* Problem statement:
Select all lines holding the word "approach" from the entries that follow.

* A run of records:
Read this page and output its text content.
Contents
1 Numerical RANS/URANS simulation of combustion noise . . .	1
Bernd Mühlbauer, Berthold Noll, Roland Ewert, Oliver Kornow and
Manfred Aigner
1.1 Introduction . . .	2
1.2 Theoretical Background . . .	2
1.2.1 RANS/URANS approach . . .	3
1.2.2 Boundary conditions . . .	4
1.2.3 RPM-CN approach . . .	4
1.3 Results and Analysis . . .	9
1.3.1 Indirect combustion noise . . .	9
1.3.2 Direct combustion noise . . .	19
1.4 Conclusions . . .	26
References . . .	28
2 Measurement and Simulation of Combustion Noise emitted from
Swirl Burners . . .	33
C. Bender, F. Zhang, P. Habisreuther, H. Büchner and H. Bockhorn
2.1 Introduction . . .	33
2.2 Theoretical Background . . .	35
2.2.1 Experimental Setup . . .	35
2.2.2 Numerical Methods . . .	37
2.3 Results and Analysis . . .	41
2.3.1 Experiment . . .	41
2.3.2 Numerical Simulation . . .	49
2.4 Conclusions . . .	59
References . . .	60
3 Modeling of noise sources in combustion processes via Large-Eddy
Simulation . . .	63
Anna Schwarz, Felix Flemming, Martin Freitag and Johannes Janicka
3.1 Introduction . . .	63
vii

* Result for this exercise:
1.2.1 RANS/URANS approach . . .	3
1.2.3 RPM-CN approach . . .	4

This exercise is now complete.